◆ AIM: For this exercise, copy out each line of the material below that includes "after".

-- Start --

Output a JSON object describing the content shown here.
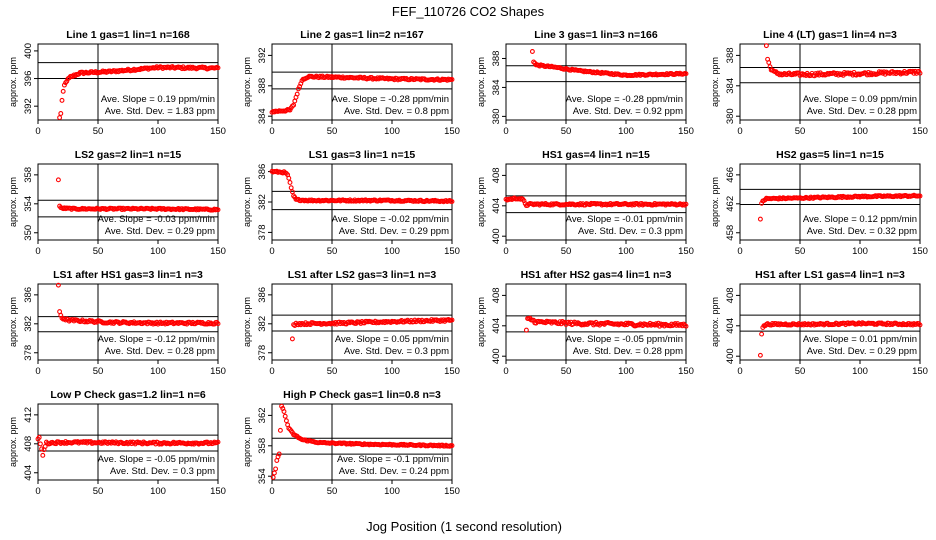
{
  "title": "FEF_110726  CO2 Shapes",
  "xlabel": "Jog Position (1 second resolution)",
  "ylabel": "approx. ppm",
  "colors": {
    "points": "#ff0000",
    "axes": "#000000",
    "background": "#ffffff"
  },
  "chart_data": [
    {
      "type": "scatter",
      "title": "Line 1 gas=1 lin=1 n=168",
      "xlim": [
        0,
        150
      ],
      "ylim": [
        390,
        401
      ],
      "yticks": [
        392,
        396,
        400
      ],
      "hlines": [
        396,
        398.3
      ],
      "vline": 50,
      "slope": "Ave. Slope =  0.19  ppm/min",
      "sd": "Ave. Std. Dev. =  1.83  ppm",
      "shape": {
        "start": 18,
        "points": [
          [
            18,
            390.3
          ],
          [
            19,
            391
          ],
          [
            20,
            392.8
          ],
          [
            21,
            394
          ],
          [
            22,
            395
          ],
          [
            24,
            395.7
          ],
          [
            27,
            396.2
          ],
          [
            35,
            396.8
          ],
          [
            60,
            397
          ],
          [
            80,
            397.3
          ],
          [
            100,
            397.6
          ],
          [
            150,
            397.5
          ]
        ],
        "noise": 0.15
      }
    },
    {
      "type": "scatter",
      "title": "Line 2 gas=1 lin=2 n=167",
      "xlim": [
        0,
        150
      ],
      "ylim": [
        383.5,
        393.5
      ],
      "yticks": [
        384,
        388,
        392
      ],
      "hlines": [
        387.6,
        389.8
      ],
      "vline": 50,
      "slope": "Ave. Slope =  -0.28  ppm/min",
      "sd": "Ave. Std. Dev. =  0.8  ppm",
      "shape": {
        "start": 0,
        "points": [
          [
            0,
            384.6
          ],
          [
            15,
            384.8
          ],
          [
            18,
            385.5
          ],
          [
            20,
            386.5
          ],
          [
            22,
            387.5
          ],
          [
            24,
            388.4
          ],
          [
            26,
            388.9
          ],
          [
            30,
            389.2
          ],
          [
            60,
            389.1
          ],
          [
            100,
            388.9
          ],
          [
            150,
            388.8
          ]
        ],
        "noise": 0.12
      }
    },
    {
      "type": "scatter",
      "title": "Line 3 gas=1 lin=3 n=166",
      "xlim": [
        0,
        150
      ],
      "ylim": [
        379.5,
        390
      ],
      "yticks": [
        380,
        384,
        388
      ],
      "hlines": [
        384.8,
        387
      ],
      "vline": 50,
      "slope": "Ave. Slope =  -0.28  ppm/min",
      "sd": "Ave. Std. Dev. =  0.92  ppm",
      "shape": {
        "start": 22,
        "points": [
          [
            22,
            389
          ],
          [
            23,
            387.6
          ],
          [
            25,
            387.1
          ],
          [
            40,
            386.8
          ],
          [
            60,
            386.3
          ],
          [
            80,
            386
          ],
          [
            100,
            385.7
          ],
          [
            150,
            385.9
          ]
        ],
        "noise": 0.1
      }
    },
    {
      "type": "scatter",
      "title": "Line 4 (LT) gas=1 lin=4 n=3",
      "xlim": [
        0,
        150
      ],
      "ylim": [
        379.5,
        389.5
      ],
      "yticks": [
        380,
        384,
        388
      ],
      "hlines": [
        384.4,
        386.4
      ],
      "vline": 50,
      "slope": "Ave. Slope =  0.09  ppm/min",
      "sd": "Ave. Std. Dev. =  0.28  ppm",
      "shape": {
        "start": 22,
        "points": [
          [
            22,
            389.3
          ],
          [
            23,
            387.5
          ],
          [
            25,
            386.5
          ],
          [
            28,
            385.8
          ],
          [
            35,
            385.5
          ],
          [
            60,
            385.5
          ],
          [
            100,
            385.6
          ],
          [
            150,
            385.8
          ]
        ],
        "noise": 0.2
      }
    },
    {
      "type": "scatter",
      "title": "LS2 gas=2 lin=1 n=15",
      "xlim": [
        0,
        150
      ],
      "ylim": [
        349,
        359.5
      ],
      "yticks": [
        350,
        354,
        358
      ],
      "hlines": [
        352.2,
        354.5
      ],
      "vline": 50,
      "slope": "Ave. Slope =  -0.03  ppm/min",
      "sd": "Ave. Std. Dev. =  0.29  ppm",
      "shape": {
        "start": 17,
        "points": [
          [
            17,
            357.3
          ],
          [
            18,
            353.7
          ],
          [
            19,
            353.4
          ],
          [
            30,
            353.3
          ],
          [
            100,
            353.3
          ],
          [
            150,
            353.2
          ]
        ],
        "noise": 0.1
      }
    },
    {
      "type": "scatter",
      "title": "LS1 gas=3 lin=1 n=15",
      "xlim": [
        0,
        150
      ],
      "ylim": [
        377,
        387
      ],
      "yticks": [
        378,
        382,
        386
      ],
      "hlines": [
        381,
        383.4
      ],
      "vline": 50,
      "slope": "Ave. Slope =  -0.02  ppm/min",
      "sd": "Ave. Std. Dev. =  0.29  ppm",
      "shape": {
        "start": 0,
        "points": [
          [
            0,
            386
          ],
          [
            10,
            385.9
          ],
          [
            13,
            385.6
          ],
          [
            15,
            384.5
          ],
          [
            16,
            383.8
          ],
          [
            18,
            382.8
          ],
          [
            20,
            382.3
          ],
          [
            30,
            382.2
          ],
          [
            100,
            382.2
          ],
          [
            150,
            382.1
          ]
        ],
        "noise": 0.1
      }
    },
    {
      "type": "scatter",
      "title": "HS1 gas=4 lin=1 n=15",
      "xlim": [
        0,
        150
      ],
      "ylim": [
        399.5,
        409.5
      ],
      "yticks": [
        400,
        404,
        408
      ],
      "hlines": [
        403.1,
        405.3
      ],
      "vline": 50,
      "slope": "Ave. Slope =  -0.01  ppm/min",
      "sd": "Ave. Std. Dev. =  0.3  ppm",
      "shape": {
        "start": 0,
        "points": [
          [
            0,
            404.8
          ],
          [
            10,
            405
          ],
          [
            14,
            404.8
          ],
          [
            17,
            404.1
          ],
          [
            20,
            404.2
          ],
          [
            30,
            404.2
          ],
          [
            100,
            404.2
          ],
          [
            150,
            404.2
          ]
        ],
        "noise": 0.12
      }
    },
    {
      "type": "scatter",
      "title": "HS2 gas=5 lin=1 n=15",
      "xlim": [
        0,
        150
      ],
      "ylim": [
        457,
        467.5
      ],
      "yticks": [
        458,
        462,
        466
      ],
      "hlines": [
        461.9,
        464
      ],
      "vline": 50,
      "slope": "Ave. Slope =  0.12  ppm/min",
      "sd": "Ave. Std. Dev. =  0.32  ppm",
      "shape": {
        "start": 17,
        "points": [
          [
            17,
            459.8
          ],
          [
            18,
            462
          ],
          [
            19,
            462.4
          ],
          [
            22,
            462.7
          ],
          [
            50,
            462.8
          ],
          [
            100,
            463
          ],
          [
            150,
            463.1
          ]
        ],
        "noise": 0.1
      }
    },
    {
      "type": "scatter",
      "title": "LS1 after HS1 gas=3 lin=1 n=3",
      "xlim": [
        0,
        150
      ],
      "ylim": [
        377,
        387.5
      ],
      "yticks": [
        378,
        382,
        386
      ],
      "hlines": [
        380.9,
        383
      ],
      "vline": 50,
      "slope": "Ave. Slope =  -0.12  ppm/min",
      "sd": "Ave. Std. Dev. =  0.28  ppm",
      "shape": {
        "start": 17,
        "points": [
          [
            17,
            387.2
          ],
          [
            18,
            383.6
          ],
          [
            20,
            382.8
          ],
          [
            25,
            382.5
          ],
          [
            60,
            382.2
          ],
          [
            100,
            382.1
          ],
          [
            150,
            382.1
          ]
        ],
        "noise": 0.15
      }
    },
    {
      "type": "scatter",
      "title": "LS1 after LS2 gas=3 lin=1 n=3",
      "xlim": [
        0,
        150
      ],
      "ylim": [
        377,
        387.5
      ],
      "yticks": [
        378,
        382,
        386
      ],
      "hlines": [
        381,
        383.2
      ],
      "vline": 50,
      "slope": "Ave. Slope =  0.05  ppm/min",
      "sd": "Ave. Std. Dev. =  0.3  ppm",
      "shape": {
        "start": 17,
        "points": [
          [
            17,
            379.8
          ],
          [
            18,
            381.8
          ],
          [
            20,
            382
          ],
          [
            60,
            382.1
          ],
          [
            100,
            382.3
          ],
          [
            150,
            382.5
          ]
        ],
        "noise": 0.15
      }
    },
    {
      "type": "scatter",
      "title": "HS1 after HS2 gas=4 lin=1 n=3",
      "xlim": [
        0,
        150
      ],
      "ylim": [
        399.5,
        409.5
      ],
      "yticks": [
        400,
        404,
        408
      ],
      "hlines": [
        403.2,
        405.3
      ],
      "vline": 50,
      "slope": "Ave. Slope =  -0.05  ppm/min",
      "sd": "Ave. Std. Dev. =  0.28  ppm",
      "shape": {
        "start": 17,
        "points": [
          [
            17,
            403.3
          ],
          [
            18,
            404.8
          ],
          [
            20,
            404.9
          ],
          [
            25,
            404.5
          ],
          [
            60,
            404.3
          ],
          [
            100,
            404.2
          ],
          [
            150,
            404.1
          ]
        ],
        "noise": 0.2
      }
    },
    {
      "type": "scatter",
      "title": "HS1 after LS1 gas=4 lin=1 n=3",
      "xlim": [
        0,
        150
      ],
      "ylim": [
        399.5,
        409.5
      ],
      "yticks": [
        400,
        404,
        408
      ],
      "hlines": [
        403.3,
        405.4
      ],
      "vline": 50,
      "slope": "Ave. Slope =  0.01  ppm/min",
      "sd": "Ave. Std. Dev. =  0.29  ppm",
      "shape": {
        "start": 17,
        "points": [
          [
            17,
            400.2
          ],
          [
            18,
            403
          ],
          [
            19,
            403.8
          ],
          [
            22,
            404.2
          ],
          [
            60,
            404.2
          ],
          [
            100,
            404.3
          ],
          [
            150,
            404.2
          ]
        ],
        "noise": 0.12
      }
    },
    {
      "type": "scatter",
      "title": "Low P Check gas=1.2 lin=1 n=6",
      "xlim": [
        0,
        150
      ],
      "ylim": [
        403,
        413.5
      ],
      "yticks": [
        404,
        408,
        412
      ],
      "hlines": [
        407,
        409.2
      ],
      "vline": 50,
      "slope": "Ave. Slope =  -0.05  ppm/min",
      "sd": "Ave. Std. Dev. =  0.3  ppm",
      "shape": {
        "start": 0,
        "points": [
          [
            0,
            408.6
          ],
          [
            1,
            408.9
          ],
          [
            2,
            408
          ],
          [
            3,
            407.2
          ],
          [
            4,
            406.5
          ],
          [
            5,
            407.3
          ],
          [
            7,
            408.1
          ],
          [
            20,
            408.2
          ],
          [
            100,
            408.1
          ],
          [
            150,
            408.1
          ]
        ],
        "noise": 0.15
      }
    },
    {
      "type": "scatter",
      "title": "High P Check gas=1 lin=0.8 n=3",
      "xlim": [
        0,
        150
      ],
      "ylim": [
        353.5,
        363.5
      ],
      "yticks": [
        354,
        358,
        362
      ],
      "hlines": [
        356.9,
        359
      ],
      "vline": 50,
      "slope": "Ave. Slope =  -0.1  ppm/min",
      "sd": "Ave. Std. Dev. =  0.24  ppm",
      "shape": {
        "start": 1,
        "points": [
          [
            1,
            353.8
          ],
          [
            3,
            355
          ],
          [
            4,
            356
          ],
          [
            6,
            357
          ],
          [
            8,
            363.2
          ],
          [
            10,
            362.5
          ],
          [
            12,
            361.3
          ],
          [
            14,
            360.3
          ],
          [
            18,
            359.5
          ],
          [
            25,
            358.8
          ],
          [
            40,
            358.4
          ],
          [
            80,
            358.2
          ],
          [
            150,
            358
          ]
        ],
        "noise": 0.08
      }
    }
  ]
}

-- End --
-- Start --

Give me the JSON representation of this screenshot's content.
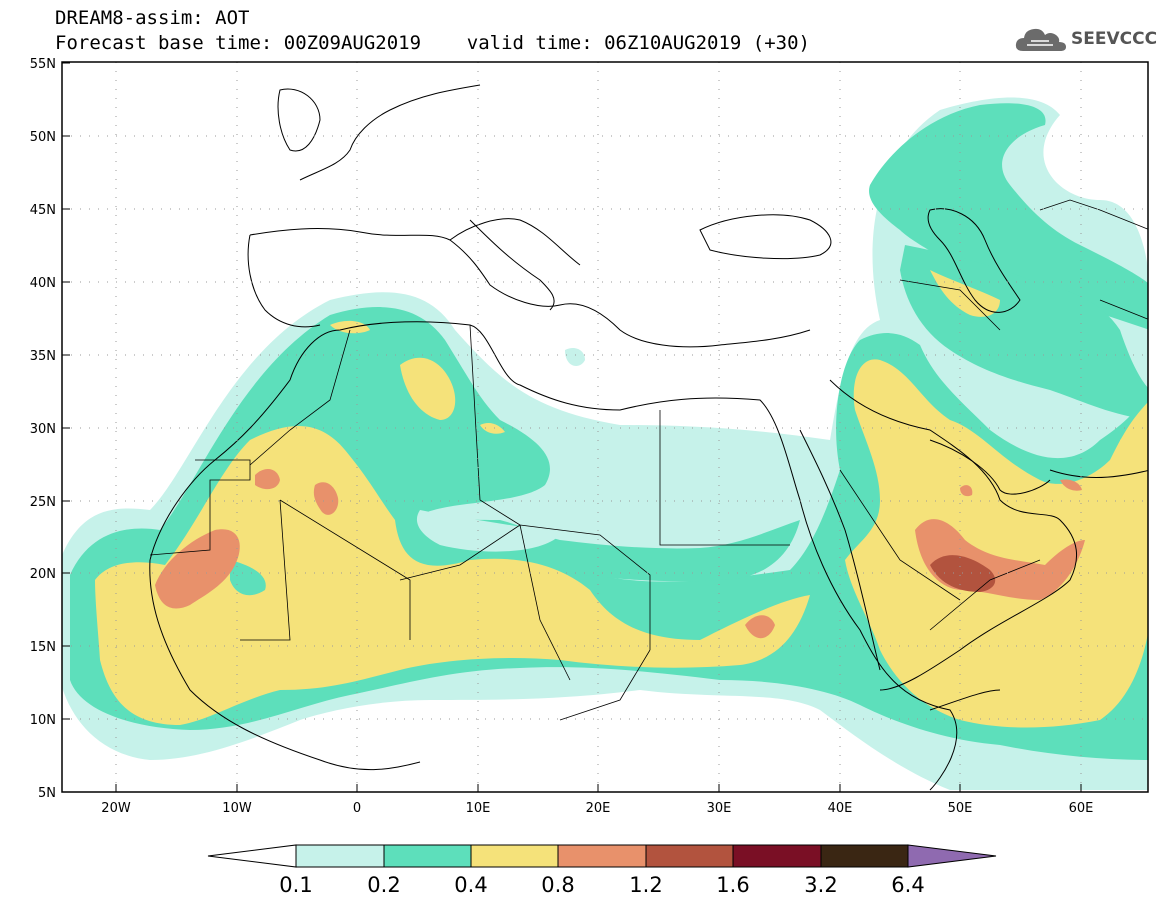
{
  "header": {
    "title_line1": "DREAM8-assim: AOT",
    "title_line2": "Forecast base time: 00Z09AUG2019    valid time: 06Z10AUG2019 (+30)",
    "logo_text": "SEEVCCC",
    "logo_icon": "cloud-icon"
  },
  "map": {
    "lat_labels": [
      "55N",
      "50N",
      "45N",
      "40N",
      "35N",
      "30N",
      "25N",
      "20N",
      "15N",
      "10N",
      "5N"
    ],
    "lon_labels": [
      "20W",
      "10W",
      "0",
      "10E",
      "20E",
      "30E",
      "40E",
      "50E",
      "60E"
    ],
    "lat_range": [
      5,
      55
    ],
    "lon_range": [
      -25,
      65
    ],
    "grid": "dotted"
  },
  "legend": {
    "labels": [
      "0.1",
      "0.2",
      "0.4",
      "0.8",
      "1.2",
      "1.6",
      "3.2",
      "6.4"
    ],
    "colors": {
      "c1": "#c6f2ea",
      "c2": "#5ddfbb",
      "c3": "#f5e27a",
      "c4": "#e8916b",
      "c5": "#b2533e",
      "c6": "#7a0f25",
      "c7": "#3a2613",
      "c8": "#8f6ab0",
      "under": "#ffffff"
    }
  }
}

-- End --

◆ FULL SOLUTION:
      "title": "LS1 after HS1 gas=3 lin=1 n=3",
      "title": "LS1 after LS2 gas=3 lin=1 n=3",
      "title": "HS1 after HS2 gas=4 lin=1 n=3",
      "title": "HS1 after LS1 gas=4 lin=1 n=3",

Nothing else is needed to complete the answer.